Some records
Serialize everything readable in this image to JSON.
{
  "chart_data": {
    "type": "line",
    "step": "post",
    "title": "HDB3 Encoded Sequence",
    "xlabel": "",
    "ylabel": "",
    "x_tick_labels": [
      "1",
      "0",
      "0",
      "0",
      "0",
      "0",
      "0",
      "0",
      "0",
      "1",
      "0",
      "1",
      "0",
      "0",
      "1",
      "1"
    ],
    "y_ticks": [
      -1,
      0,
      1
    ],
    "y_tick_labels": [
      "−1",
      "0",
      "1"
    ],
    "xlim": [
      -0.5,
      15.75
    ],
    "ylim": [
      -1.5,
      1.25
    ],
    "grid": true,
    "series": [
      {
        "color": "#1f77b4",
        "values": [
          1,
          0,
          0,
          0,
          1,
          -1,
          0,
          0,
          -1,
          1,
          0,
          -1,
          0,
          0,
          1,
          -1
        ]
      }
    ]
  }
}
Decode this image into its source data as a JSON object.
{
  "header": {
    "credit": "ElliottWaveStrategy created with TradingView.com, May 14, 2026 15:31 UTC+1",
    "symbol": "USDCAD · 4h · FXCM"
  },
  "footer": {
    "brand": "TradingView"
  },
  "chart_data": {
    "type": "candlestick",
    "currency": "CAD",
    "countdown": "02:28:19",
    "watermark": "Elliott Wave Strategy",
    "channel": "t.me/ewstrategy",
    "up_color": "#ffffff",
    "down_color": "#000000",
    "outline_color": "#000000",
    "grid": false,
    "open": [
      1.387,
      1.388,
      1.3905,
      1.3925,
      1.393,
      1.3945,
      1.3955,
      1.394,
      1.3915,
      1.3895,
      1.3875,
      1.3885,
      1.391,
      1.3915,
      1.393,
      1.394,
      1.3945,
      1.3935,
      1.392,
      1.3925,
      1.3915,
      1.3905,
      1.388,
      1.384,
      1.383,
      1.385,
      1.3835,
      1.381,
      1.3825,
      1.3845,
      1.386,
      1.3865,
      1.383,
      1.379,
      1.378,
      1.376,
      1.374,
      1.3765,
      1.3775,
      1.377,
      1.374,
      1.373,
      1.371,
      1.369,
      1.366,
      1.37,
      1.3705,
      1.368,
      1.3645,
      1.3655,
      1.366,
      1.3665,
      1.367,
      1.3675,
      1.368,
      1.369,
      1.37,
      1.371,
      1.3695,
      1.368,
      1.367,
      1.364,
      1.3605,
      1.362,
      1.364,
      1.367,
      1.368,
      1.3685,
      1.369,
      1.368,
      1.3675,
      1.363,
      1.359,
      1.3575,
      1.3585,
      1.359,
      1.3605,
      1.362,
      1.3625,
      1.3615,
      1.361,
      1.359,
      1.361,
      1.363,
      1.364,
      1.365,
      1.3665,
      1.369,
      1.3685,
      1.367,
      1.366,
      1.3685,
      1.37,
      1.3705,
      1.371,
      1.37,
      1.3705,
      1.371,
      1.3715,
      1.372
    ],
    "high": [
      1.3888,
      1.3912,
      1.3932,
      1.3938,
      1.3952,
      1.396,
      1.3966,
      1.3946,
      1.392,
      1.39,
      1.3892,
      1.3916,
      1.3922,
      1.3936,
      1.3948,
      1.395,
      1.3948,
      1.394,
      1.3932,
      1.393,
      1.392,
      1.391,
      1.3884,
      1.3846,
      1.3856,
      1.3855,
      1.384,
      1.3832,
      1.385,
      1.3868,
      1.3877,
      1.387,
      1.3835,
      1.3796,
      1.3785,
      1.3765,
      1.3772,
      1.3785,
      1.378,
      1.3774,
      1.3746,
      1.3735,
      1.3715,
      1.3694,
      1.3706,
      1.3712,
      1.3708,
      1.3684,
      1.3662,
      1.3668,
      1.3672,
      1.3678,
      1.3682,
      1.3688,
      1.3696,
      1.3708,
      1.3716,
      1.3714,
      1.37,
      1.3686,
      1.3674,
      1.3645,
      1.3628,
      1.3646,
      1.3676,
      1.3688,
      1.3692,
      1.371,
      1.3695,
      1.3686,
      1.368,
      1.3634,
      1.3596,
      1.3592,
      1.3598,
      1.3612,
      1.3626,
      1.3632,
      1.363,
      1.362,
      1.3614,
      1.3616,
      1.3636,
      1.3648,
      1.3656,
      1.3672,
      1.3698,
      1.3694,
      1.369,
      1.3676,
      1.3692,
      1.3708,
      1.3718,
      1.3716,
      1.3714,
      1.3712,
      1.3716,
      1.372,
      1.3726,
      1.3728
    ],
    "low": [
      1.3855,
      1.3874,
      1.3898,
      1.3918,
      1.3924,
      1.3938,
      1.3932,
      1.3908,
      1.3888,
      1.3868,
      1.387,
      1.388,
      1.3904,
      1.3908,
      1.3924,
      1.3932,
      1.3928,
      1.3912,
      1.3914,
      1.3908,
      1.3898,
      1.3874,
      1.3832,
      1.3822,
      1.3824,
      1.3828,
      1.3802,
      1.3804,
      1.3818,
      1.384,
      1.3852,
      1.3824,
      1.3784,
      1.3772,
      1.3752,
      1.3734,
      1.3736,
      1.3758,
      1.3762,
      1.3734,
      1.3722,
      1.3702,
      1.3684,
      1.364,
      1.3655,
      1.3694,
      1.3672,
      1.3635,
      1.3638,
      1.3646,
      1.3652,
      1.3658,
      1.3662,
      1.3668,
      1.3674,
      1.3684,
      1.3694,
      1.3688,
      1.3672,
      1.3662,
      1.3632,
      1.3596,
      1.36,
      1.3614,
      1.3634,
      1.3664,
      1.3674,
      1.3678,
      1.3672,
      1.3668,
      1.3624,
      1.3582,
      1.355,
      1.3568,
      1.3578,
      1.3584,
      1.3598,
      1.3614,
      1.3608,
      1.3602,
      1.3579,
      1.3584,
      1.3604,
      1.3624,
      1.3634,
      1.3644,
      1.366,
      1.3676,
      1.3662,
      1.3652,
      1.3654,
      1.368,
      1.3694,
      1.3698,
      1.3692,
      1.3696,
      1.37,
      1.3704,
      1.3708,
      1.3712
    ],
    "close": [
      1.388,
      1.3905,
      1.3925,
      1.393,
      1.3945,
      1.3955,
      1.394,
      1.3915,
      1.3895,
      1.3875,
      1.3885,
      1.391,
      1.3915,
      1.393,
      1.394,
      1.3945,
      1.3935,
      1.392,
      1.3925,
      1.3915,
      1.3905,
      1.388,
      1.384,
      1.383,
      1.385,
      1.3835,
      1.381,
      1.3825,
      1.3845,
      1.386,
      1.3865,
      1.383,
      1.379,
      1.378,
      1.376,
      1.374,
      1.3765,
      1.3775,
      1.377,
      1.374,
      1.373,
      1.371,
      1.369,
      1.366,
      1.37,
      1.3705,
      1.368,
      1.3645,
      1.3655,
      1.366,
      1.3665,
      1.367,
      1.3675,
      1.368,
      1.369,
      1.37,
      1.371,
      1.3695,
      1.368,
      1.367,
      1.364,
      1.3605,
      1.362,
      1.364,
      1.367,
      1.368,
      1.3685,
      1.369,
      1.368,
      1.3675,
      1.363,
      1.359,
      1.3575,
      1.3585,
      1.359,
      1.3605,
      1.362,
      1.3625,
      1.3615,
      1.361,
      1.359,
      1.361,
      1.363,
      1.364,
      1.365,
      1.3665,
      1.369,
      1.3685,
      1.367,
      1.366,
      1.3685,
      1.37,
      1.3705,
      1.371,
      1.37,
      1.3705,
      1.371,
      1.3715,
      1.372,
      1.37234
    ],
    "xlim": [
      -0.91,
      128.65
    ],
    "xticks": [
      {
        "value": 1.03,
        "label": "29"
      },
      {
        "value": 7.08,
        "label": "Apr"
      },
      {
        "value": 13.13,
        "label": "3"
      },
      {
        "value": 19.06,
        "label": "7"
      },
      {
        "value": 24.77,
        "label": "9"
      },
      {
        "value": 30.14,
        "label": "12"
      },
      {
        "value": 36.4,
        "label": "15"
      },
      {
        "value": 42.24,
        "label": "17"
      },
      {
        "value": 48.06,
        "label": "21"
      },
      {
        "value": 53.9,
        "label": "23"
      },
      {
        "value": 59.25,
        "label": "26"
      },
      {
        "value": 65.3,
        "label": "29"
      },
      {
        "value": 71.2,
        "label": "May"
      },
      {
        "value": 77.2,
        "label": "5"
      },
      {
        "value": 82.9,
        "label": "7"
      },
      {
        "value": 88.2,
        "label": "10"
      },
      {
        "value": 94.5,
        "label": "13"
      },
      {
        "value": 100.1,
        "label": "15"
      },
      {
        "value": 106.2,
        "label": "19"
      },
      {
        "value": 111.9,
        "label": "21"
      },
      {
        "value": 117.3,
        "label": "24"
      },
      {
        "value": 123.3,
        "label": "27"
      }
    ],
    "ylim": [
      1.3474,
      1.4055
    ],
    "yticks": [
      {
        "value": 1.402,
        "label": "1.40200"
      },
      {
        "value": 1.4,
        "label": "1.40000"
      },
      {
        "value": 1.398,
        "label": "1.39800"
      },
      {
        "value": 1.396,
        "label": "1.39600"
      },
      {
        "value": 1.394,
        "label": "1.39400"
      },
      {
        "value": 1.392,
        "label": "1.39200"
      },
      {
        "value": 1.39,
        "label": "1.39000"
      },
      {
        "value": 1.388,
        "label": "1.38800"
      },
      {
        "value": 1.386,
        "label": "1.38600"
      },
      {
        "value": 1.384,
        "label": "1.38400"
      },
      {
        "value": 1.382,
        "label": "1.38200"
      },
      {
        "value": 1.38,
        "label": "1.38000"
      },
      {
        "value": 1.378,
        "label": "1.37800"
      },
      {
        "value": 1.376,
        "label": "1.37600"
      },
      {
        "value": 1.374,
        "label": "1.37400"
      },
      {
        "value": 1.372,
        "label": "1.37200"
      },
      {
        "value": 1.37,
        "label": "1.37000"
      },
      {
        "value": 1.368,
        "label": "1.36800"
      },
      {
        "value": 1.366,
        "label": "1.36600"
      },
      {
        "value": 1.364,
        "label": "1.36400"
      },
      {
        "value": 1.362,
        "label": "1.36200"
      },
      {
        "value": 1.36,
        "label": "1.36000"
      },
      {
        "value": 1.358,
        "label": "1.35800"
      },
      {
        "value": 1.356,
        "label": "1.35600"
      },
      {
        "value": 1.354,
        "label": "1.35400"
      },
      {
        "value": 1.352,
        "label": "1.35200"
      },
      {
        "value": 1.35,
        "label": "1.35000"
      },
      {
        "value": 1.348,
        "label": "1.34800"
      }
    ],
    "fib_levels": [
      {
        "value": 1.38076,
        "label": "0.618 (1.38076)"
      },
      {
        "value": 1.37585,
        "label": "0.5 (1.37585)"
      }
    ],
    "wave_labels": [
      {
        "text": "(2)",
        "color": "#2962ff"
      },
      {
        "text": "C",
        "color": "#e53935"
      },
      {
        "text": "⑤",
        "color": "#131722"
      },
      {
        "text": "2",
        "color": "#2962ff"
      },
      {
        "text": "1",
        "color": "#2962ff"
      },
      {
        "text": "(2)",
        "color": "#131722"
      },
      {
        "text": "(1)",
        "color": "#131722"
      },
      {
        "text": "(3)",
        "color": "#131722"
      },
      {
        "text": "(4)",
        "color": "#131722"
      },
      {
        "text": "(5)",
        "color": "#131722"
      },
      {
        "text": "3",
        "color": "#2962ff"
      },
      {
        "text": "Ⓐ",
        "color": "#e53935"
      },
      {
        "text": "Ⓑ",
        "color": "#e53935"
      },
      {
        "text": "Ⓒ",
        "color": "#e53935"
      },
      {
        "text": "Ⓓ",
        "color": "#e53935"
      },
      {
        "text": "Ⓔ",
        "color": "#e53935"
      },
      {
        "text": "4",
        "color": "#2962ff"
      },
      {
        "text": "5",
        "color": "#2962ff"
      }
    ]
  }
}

### Direction
Look through the material and say how many lines hold "TradingView". Give the number only.

### Full answer
2